▶ **Work instructions**
Write out every entry exactly as it appears.

## BEGIN Items

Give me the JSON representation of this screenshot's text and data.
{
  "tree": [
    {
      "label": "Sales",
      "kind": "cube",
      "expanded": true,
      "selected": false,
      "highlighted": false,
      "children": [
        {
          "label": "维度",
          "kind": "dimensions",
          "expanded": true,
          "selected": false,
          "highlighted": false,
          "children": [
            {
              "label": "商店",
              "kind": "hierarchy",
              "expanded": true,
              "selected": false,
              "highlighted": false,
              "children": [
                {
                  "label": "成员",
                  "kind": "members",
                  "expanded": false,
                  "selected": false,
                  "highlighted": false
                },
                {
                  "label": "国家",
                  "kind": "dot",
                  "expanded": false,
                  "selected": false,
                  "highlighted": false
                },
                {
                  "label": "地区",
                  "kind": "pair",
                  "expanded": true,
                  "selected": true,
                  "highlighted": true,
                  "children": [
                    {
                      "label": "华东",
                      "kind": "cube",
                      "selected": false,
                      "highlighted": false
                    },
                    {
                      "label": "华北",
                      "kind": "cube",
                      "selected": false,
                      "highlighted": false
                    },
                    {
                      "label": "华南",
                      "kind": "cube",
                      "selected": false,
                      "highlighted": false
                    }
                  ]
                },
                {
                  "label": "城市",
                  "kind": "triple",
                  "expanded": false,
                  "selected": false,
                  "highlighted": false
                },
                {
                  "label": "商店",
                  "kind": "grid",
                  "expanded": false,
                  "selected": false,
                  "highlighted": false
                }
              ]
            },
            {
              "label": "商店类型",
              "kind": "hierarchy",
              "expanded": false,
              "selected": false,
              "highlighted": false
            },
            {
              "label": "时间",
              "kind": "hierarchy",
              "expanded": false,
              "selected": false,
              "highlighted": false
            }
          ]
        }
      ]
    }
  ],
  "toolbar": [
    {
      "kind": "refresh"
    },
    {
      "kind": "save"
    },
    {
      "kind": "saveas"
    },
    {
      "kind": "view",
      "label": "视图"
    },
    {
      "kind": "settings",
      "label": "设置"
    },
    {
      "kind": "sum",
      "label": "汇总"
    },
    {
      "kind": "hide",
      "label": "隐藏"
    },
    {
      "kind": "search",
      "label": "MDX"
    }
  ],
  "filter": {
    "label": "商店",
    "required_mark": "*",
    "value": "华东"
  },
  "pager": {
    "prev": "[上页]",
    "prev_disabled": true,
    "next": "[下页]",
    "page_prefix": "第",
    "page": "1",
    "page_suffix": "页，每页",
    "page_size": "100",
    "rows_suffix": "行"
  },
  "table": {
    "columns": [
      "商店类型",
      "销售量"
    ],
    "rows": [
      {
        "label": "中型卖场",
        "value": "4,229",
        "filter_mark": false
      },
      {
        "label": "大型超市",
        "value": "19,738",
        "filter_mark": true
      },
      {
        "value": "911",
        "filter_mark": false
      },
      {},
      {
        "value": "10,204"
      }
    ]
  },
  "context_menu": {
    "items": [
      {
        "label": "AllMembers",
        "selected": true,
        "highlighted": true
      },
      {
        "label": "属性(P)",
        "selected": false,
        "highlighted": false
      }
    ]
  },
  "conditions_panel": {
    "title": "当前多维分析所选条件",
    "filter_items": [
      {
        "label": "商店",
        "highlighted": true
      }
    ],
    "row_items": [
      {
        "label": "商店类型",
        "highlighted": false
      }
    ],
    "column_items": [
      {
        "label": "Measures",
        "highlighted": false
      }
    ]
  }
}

## END Items

▶ **Final result**
Give me the JSON representation of this screenshot's text and data.
{
  "tree": [
    {
      "label": "Sales",
      "kind": "cube",
      "expanded": true,
      "selected": false,
      "highlighted": false,
      "children": [
        {
          "label": "维度",
          "kind": "dimensions",
          "expanded": true,
          "selected": false,
          "highlighted": false,
          "children": [
            {
              "label": "商店",
              "kind": "hierarchy",
              "expanded": true,
              "selected": false,
              "highlighted": false,
              "children": [
                {
                  "label": "成员",
                  "kind": "members",
                  "expanded": false,
                  "selected": false,
                  "highlighted": false
                },
                {
                  "label": "国家",
                  "kind": "dot",
                  "expanded": false,
                  "selected": false,
                  "highlighted": false
                },
                {
                  "label": "地区",
                  "kind": "pair",
                  "expanded": true,
                  "selected": true,
                  "highlighted": true,
                  "children": [
                    {
                      "label": "华东",
                      "kind": "cube",
                      "selected": false,
                      "highlighted": false
                    },
                    {
                      "label": "华北",
                      "kind": "cube",
                      "selected": false,
                      "highlighted": false
                    },
                    {
                      "label": "华南",
                      "kind": "cube",
                      "selected": false,
                      "highlighted": false
                    }
                  ]
                },
                {
                  "label": "城市",
                  "kind": "triple",
                  "expanded": false,
                  "selected": false,
                  "highlighted": false
                },
                {
                  "label": "商店",
                  "kind": "grid",
                  "expanded": false,
                  "selected": false,
                  "highlighted": false
                }
              ]
            },
            {
              "label": "商店类型",
              "kind": "hierarchy",
              "expanded": false,
              "selected": false,
              "highlighted": false
            },
            {
              "label": "时间",
              "kind": "hierarchy",
              "expanded": false,
              "selected": false,
              "highlighted": false
            }
          ]
        }
      ]
    }
  ],
  "toolbar": [
    {
      "kind": "refresh"
    },
    {
      "kind": "save"
    },
    {
      "kind": "saveas"
    },
    {
      "kind": "view",
      "label": "视图"
    },
    {
      "kind": "settings",
      "label": "设置"
    },
    {
      "kind": "sum",
      "label": "汇总"
    },
    {
      "kind": "hide",
      "label": "隐藏"
    },
    {
      "kind": "search",
      "label": "MDX"
    }
  ],
  "filter": {
    "label": "商店",
    "required_mark": "*",
    "value": "华东"
  },
  "pager": {
    "prev": "[上页]",
    "prev_disabled": true,
    "next": "[下页]",
    "page_prefix": "第",
    "page": "1",
    "page_suffix": "页，每页",
    "page_size": "100",
    "rows_suffix": "行"
  },
  "table": {
    "columns": [
      "商店类型",
      "销售量"
    ],
    "rows": [
      {
        "label": "中型卖场",
        "value": "4,229",
        "filter_mark": false
      },
      {
        "label": "大型超市",
        "value": "19,738",
        "filter_mark": true
      },
      {
        "value": "911",
        "filter_mark": false
      },
      {},
      {
        "value": "10,204"
      }
    ]
  },
  "context_menu": {
    "items": [
      {
        "label": "AllMembers",
        "selected": true,
        "highlighted": true
      },
      {
        "label": "属性(P)",
        "selected": false,
        "highlighted": false
      }
    ]
  },
  "conditions_panel": {
    "title": "当前多维分析所选条件",
    "filter_items": [
      {
        "label": "商店",
        "highlighted": true
      }
    ],
    "row_items": [
      {
        "label": "商店类型",
        "highlighted": false
      }
    ],
    "column_items": [
      {
        "label": "Measures",
        "highlighted": false
      }
    ]
  }
}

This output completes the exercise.